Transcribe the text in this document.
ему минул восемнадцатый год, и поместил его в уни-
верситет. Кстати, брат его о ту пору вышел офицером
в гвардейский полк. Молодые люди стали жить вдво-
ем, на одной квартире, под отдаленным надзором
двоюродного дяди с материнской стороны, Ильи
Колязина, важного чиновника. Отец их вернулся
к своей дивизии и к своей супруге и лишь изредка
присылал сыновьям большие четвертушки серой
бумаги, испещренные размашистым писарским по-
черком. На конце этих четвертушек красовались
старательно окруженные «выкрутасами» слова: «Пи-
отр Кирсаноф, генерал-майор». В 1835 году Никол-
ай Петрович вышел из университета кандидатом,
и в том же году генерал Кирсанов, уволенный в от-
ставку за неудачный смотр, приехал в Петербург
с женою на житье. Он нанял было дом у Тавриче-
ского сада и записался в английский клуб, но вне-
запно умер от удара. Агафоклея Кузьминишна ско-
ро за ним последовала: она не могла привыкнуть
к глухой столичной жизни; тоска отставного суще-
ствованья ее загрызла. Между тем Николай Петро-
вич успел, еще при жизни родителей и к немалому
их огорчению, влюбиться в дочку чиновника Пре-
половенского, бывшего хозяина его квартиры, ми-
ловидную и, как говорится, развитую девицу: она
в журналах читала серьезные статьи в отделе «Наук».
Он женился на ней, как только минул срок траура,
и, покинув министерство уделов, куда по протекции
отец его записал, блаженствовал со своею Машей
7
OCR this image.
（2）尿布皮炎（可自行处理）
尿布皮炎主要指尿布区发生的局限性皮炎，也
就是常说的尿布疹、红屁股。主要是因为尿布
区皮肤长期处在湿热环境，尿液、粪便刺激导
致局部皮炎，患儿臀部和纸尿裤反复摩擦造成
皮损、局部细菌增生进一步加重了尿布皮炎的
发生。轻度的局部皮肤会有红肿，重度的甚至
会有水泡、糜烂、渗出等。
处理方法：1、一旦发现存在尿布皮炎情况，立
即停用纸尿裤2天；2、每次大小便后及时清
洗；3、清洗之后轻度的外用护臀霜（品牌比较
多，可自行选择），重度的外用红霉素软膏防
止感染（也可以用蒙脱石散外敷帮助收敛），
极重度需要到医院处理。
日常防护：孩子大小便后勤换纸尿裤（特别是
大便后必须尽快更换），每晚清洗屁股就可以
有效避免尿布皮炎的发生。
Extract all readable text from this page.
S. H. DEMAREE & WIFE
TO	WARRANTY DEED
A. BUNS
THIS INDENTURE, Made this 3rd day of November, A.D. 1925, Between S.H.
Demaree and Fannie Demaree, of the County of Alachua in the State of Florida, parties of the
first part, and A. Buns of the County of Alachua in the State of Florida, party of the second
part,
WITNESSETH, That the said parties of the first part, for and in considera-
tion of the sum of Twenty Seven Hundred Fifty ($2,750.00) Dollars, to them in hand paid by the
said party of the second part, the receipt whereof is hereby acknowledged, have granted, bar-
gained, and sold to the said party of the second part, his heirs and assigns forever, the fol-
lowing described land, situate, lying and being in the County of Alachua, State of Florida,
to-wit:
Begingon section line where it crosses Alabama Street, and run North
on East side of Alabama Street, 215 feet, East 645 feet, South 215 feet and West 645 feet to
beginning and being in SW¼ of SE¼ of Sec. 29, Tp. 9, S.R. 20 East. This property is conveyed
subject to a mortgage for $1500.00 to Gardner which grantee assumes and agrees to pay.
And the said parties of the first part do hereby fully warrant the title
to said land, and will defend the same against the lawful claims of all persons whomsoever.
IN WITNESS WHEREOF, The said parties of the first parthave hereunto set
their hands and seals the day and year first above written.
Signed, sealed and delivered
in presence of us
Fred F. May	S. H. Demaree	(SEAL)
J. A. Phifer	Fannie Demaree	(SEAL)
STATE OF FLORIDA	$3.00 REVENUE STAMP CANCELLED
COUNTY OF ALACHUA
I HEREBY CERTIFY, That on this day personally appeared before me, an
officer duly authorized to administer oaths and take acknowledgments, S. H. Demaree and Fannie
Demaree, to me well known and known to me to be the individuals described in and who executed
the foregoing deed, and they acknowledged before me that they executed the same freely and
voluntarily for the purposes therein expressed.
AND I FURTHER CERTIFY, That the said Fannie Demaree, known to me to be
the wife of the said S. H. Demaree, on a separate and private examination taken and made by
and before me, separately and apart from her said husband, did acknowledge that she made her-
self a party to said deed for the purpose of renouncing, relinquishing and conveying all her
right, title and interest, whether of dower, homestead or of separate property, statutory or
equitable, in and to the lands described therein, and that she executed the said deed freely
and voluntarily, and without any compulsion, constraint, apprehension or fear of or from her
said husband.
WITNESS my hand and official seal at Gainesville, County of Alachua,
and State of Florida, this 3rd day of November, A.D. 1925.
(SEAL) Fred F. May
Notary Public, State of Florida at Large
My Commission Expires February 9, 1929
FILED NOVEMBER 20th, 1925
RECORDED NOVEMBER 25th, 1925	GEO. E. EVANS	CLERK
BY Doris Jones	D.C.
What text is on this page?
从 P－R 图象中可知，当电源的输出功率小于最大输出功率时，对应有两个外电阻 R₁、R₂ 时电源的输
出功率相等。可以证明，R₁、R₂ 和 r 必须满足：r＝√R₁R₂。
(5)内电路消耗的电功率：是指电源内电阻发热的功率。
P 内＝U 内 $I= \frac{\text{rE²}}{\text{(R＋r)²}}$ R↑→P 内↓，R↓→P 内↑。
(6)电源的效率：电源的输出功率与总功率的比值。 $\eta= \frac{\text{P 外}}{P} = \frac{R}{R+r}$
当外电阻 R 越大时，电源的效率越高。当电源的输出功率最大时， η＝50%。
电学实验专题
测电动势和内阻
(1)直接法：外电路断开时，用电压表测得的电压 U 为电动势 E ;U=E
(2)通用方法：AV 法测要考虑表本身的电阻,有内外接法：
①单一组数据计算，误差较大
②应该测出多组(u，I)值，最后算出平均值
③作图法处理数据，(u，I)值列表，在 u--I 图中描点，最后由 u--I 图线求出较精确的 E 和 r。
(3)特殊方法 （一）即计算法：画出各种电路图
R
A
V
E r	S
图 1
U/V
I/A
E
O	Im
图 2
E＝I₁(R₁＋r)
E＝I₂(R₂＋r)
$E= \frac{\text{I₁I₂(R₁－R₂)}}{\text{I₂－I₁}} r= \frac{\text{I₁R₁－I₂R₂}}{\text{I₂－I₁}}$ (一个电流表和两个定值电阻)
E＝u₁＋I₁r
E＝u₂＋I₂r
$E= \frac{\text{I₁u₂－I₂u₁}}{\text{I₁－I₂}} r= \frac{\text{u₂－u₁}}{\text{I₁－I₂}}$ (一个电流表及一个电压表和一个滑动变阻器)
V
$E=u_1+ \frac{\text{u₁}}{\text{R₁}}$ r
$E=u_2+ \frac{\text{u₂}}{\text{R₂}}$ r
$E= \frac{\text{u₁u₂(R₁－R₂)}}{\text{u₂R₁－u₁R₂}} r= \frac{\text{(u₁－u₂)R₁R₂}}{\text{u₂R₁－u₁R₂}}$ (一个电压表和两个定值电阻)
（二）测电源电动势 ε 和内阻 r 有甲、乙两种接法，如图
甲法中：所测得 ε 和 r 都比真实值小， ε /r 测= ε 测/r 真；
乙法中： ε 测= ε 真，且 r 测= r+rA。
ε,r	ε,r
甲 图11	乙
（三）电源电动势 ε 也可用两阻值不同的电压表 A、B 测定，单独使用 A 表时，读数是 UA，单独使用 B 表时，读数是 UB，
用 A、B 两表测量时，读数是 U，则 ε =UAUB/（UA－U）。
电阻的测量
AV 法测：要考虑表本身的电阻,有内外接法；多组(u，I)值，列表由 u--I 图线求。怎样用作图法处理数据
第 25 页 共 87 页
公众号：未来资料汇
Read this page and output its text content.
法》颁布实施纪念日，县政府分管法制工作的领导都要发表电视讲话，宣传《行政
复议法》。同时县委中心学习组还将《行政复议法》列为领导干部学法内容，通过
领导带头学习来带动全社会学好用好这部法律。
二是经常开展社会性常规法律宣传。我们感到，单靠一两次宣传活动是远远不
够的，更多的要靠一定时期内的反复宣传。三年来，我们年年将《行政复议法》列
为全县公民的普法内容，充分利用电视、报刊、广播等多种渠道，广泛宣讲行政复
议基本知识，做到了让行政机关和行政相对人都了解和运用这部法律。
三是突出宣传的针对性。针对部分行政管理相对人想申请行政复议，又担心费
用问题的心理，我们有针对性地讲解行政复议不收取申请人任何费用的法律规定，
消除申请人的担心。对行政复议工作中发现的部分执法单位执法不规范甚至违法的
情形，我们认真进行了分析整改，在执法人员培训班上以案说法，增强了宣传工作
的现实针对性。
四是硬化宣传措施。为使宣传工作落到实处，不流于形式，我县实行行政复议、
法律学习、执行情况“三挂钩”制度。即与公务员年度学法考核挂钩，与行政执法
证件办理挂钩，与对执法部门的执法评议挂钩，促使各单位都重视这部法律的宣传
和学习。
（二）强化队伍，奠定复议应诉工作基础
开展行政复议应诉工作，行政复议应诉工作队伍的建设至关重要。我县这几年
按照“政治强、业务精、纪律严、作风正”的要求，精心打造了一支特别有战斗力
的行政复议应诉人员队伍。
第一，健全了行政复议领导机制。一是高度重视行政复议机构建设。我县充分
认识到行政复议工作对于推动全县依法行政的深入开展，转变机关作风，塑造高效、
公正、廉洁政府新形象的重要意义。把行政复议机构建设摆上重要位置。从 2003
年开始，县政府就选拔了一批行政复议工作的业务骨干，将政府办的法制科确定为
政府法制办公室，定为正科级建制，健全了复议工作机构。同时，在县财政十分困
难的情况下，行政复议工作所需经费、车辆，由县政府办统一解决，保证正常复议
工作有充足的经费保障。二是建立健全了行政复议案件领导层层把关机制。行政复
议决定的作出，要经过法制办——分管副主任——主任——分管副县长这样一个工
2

Requirement → Nothing but the lines from the one with "Read this page and output its text content." through the end of the data above should be repeated, each exactly as it stands.

Exercise result →
Read this page and output its text content.
法》颁布实施纪念日，县政府分管法制工作的领导都要发表电视讲话，宣传《行政
复议法》。同时县委中心学习组还将《行政复议法》列为领导干部学法内容，通过
领导带头学习来带动全社会学好用好这部法律。
二是经常开展社会性常规法律宣传。我们感到，单靠一两次宣传活动是远远不
够的，更多的要靠一定时期内的反复宣传。三年来，我们年年将《行政复议法》列
为全县公民的普法内容，充分利用电视、报刊、广播等多种渠道，广泛宣讲行政复
议基本知识，做到了让行政机关和行政相对人都了解和运用这部法律。
三是突出宣传的针对性。针对部分行政管理相对人想申请行政复议，又担心费
用问题的心理，我们有针对性地讲解行政复议不收取申请人任何费用的法律规定，
消除申请人的担心。对行政复议工作中发现的部分执法单位执法不规范甚至违法的
情形，我们认真进行了分析整改，在执法人员培训班上以案说法，增强了宣传工作
的现实针对性。
四是硬化宣传措施。为使宣传工作落到实处，不流于形式，我县实行行政复议、
法律学习、执行情况“三挂钩”制度。即与公务员年度学法考核挂钩，与行政执法
证件办理挂钩，与对执法部门的执法评议挂钩，促使各单位都重视这部法律的宣传
和学习。
（二）强化队伍，奠定复议应诉工作基础
开展行政复议应诉工作，行政复议应诉工作队伍的建设至关重要。我县这几年
按照“政治强、业务精、纪律严、作风正”的要求，精心打造了一支特别有战斗力
的行政复议应诉人员队伍。
第一，健全了行政复议领导机制。一是高度重视行政复议机构建设。我县充分
认识到行政复议工作对于推动全县依法行政的深入开展，转变机关作风，塑造高效、
公正、廉洁政府新形象的重要意义。把行政复议机构建设摆上重要位置。从 2003
年开始，县政府就选拔了一批行政复议工作的业务骨干，将政府办的法制科确定为
政府法制办公室，定为正科级建制，健全了复议工作机构。同时，在县财政十分困
难的情况下，行政复议工作所需经费、车辆，由县政府办统一解决，保证正常复议
工作有充足的经费保障。二是建立健全了行政复议案件领导层层把关机制。行政复
议决定的作出，要经过法制办——分管副主任——主任——分管副县长这样一个工
2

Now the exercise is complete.